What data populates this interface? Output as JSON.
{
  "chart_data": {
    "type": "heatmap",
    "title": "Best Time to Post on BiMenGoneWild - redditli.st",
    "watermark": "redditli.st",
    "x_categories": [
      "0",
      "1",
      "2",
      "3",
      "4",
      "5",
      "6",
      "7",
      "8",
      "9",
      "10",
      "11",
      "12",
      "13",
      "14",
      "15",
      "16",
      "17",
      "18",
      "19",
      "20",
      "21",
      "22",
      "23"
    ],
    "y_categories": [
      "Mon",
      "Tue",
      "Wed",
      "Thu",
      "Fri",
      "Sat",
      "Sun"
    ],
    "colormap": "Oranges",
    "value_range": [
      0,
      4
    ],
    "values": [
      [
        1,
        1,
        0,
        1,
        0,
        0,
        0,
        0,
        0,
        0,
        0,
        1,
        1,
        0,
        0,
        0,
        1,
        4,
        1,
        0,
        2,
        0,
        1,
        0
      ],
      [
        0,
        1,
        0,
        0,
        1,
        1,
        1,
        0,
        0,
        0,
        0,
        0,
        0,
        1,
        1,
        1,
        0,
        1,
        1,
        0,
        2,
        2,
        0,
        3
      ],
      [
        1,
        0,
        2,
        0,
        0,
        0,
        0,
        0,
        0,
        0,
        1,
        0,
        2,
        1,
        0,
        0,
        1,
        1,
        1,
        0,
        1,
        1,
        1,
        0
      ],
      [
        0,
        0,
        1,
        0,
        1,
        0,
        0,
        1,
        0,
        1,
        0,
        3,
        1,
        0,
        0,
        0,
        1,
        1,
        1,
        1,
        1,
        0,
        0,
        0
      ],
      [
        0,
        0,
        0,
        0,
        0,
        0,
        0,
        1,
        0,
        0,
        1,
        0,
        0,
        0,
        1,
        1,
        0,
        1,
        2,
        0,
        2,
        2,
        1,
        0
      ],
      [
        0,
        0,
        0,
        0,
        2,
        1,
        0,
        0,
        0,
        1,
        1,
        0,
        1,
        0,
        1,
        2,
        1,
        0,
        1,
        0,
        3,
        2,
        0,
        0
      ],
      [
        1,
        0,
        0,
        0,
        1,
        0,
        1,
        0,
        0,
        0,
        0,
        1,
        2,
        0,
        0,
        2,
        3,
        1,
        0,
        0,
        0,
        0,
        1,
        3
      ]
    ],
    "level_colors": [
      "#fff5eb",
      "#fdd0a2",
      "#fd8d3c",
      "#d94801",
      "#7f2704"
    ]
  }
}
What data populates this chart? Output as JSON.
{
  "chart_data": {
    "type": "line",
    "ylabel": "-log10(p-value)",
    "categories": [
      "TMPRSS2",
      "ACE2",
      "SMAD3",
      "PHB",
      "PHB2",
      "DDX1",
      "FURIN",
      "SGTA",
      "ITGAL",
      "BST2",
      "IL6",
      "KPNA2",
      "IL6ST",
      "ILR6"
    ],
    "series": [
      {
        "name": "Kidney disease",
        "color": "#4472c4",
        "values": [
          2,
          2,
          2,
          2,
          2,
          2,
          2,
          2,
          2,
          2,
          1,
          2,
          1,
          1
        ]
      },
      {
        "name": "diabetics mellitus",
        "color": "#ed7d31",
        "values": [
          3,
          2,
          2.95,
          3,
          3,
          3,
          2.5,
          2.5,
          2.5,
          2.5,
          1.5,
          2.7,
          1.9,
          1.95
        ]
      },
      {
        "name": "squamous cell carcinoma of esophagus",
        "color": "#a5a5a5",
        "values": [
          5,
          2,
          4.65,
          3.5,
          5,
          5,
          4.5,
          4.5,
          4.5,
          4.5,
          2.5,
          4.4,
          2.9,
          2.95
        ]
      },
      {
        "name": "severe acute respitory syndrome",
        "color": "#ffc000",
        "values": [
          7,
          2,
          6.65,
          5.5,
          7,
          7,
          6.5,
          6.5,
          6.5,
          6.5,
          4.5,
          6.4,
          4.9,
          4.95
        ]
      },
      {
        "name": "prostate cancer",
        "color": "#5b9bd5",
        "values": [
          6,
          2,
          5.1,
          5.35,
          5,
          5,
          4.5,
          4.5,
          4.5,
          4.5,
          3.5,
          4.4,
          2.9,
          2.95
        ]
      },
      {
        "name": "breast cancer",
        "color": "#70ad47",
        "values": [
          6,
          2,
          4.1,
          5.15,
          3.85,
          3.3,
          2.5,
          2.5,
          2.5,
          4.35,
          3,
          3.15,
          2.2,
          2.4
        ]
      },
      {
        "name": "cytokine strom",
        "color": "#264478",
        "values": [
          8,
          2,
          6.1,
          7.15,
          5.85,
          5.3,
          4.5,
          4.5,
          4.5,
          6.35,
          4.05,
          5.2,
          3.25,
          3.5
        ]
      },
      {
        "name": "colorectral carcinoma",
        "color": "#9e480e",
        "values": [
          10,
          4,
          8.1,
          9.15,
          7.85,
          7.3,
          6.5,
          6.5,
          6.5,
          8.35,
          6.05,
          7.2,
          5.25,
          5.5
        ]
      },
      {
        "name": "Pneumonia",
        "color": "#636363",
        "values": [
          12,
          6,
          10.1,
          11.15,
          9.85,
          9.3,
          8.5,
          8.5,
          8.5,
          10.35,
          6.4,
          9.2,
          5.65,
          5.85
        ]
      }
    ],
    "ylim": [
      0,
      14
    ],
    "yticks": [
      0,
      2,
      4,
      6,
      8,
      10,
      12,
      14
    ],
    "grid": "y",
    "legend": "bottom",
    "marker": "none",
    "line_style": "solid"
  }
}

PROBLEM REQUIREMENTS: Exactly as written, please output every entry.

IN RESPONSE:
What data populates this interface? Output as JSON.
{
  "chart_data": {
    "type": "heatmap",
    "title": "Best Time to Post on BiMenGoneWild - redditli.st",
    "watermark": "redditli.st",
    "x_categories": [
      "0",
      "1",
      "2",
      "3",
      "4",
      "5",
      "6",
      "7",
      "8",
      "9",
      "10",
      "11",
      "12",
      "13",
      "14",
      "15",
      "16",
      "17",
      "18",
      "19",
      "20",
      "21",
      "22",
      "23"
    ],
    "y_categories": [
      "Mon",
      "Tue",
      "Wed",
      "Thu",
      "Fri",
      "Sat",
      "Sun"
    ],
    "colormap": "Oranges",
    "value_range": [
      0,
      4
    ],
    "values": [
      [
        1,
        1,
        0,
        1,
        0,
        0,
        0,
        0,
        0,
        0,
        0,
        1,
        1,
        0,
        0,
        0,
        1,
        4,
        1,
        0,
        2,
        0,
        1,
        0
      ],
      [
        0,
        1,
        0,
        0,
        1,
        1,
        1,
        0,
        0,
        0,
        0,
        0,
        0,
        1,
        1,
        1,
        0,
        1,
        1,
        0,
        2,
        2,
        0,
        3
      ],
      [
        1,
        0,
        2,
        0,
        0,
        0,
        0,
        0,
        0,
        0,
        1,
        0,
        2,
        1,
        0,
        0,
        1,
        1,
        1,
        0,
        1,
        1,
        1,
        0
      ],
      [
        0,
        0,
        1,
        0,
        1,
        0,
        0,
        1,
        0,
        1,
        0,
        3,
        1,
        0,
        0,
        0,
        1,
        1,
        1,
        1,
        1,
        0,
        0,
        0
      ],
      [
        0,
        0,
        0,
        0,
        0,
        0,
        0,
        1,
        0,
        0,
        1,
        0,
        0,
        0,
        1,
        1,
        0,
        1,
        2,
        0,
        2,
        2,
        1,
        0
      ],
      [
        0,
        0,
        0,
        0,
        2,
        1,
        0,
        0,
        0,
        1,
        1,
        0,
        1,
        0,
        1,
        2,
        1,
        0,
        1,
        0,
        3,
        2,
        0,
        0
      ],
      [
        1,
        0,
        0,
        0,
        1,
        0,
        1,
        0,
        0,
        0,
        0,
        1,
        2,
        0,
        0,
        2,
        3,
        1,
        0,
        0,
        0,
        0,
        1,
        3
      ]
    ],
    "level_colors": [
      "#fff5eb",
      "#fdd0a2",
      "#fd8d3c",
      "#d94801",
      "#7f2704"
    ]
  }
}
What data populates this chart? Output as JSON.
{
  "chart_data": {
    "type": "line",
    "ylabel": "-log10(p-value)",
    "categories": [
      "TMPRSS2",
      "ACE2",
      "SMAD3",
      "PHB",
      "PHB2",
      "DDX1",
      "FURIN",
      "SGTA",
      "ITGAL",
      "BST2",
      "IL6",
      "KPNA2",
      "IL6ST",
      "ILR6"
    ],
    "series": [
      {
        "name": "Kidney disease",
        "color": "#4472c4",
        "values": [
          2,
          2,
          2,
          2,
          2,
          2,
          2,
          2,
          2,
          2,
          1,
          2,
          1,
          1
        ]
      },
      {
        "name": "diabetics mellitus",
        "color": "#ed7d31",
        "values": [
          3,
          2,
          2.95,
          3,
          3,
          3,
          2.5,
          2.5,
          2.5,
          2.5,
          1.5,
          2.7,
          1.9,
          1.95
        ]
      },
      {
        "name": "squamous cell carcinoma of esophagus",
        "color": "#a5a5a5",
        "values": [
          5,
          2,
          4.65,
          3.5,
          5,
          5,
          4.5,
          4.5,
          4.5,
          4.5,
          2.5,
          4.4,
          2.9,
          2.95
        ]
      },
      {
        "name": "severe acute respitory syndrome",
        "color": "#ffc000",
        "values": [
          7,
          2,
          6.65,
          5.5,
          7,
          7,
          6.5,
          6.5,
          6.5,
          6.5,
          4.5,
          6.4,
          4.9,
          4.95
        ]
      },
      {
        "name": "prostate cancer",
        "color": "#5b9bd5",
        "values": [
          6,
          2,
          5.1,
          5.35,
          5,
          5,
          4.5,
          4.5,
          4.5,
          4.5,
          3.5,
          4.4,
          2.9,
          2.95
        ]
      },
      {
        "name": "breast cancer",
        "color": "#70ad47",
        "values": [
          6,
          2,
          4.1,
          5.15,
          3.85,
          3.3,
          2.5,
          2.5,
          2.5,
          4.35,
          3,
          3.15,
          2.2,
          2.4
        ]
      },
      {
        "name": "cytokine strom",
        "color": "#264478",
        "values": [
          8,
          2,
          6.1,
          7.15,
          5.85,
          5.3,
          4.5,
          4.5,
          4.5,
          6.35,
          4.05,
          5.2,
          3.25,
          3.5
        ]
      },
      {
        "name": "colorectral carcinoma",
        "color": "#9e480e",
        "values": [
          10,
          4,
          8.1,
          9.15,
          7.85,
          7.3,
          6.5,
          6.5,
          6.5,
          8.35,
          6.05,
          7.2,
          5.25,
          5.5
        ]
      },
      {
        "name": "Pneumonia",
        "color": "#636363",
        "values": [
          12,
          6,
          10.1,
          11.15,
          9.85,
          9.3,
          8.5,
          8.5,
          8.5,
          10.35,
          6.4,
          9.2,
          5.65,
          5.85
        ]
      }
    ],
    "ylim": [
      0,
      14
    ],
    "yticks": [
      0,
      2,
      4,
      6,
      8,
      10,
      12,
      14
    ],
    "grid": "y",
    "legend": "bottom",
    "marker": "none",
    "line_style": "solid"
  }
}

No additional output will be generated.